__Study text__
┏━━
Overall, all models displayed limited discrimination performances, probably due to the small sample size, which was further reduced due to the missing data and the complete-case approach used in the main analysis. However, we performed a sensitivity analysis using multiple imputation with chained equation, which led to very similar results. The combination of a large number of predictors with the small sample size could have led to the sparse cell problem if more typical, although highly criticized, methods for model selection had been used, such as backward or stepwise selection. Indeed, in our dataset, we were not able to use these methods for model selection due to the convergence issues. However, univariable models for predictor identification performed at least as well as the more complex models used for dimension reduction, such as lasso regression. Furthermore, due to the small sample size we could not divide our population into training and testing sets, which is recommended for model development and validation. Moreover, alternative validation methods (e.g., leave-pair-out cross-validation) might improve the AUC estimates [37].

In our series, the only characteristic that had some predictive weight was the tumor molecular subtype. This is probably due to the small sample size and the limited number of events (i.e., pCR), which represent limitations both for model building and for cross-validation. It should be noted that the models predict that patients with subtype 2 (HER2+) are more likely to have a pCR to NAC than those with subtype 1 (luminal) (OR = 6.59, CI = 1.22–35.47 in the first model), which is consistent with previous knowledge [38].
┗━━
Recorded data
┏━━
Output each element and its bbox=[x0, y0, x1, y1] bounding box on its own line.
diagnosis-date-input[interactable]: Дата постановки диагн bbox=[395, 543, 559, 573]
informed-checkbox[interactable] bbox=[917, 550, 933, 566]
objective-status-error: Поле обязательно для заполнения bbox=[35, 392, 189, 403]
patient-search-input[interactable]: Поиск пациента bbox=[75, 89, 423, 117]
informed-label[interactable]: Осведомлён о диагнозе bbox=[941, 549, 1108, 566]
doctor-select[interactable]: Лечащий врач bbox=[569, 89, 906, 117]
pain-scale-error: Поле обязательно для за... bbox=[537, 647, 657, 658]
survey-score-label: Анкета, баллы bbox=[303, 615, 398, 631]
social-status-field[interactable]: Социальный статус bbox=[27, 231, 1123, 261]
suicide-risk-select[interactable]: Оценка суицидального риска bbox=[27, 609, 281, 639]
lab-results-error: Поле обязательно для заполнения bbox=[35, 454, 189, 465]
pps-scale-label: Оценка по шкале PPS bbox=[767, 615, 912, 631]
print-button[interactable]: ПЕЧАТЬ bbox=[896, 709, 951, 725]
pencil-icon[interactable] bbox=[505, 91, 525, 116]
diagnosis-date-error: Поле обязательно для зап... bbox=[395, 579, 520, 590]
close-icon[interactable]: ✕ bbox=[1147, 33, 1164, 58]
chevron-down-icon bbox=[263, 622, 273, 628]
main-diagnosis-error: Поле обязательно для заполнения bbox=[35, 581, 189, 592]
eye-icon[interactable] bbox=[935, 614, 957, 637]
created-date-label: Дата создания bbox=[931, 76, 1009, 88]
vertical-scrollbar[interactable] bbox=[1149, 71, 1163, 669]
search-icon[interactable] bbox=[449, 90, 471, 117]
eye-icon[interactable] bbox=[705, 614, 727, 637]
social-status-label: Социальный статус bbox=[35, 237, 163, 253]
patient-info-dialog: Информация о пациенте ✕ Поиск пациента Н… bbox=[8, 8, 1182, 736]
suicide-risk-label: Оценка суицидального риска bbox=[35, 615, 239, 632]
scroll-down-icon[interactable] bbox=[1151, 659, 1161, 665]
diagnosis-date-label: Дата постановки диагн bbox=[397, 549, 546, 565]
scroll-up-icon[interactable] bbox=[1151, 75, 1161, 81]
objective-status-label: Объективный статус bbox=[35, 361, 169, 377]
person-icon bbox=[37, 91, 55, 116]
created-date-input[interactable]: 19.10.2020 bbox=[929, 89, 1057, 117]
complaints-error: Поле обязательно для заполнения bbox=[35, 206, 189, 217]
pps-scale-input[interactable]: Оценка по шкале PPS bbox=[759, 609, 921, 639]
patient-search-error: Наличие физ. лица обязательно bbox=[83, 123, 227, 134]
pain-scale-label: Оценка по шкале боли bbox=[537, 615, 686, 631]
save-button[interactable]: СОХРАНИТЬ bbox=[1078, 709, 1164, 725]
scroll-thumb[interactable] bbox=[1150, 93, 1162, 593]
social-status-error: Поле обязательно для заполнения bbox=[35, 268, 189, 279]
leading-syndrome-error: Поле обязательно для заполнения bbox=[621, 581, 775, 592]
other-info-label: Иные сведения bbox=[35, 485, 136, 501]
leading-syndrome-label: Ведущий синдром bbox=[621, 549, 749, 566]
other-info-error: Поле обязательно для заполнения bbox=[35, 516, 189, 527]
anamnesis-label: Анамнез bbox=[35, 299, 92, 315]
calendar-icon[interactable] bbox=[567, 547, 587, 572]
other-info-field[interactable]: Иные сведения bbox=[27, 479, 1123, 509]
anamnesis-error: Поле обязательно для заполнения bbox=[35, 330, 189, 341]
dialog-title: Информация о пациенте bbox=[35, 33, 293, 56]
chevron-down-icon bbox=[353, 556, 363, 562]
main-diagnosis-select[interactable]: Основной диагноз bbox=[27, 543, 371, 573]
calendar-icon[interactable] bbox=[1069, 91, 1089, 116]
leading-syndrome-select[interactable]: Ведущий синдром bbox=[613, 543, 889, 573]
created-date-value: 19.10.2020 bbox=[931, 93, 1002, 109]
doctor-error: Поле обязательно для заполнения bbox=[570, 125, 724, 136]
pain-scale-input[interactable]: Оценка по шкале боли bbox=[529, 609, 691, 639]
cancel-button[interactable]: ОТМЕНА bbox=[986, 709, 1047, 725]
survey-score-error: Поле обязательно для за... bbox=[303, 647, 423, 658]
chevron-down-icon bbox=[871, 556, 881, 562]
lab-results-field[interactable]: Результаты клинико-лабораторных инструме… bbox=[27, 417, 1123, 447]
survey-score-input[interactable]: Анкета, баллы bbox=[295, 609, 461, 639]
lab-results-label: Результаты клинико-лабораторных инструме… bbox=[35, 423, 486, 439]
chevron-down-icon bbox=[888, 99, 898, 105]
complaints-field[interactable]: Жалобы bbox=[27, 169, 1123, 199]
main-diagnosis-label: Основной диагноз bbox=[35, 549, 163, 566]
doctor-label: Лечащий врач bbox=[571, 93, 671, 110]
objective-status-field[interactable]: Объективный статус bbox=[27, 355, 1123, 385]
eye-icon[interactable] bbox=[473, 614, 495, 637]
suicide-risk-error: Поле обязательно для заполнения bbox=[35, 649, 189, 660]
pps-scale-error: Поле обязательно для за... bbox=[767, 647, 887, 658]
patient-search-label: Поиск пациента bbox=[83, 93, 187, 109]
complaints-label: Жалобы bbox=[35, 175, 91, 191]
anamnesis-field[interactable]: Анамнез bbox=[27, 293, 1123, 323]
┗━━
__Exercises__
1 > For each statement, decide whether it agrees with the text on model limitations. Answer yes or no and quote the words of the text that decide it.
(a) The sensitivity analysis using multiple imputation gave results close to those of the main analysis.
(b) The study population was split into training and testing sets.
(c) Backward or stepwise selection was used to choose the models.
2 > Recast the paragraph of the text on model limitations that begins "In our series, the only characteristic" as a short bulleted list that keeps its main facts.
3 > Rewrite the part of the text on model limitations between "In our series, the" and "previous knowledge [38].", inclusive, with "limited number of events" replaced by "small number of events".
Rely only on the text on model limitations when responding.

__List of solutions__
1 >
(a) Yes: "which led to very similar results."
(b) No: "we could not divide our population into training and testing sets."
(c) No: "we were not able to use these methods for model selection due to the convergence issues."

2 >
- Tumor molecular subtype was the only characteristic with some predictive weight.
- This is probably due to the small sample size and the limited number of events (pCR), which limit both model building and cross-validation.
- The models predict that patients with subtype 2 (HER2+) are more likely to have a pCR to NAC than those with subtype 1 (luminal) (OR = 6.59, CI = 1.22–35.47 in the first model).
- This agrees with previous knowledge.

3 >
In our series, the only characteristic that had some predictive weight was the tumor molecular subtype. This is probably due to the small sample size and the small number of events (i.e., pCR), which represent limitations both for model building and for cross-validation. It should be noted that the models predict that patients with subtype 2 (HER2+) are more likely to have a pCR to NAC than those with subtype 1 (luminal) (OR = 6.59, CI = 1.22–35.47 in the first model), which is consistent with previous knowledge [38].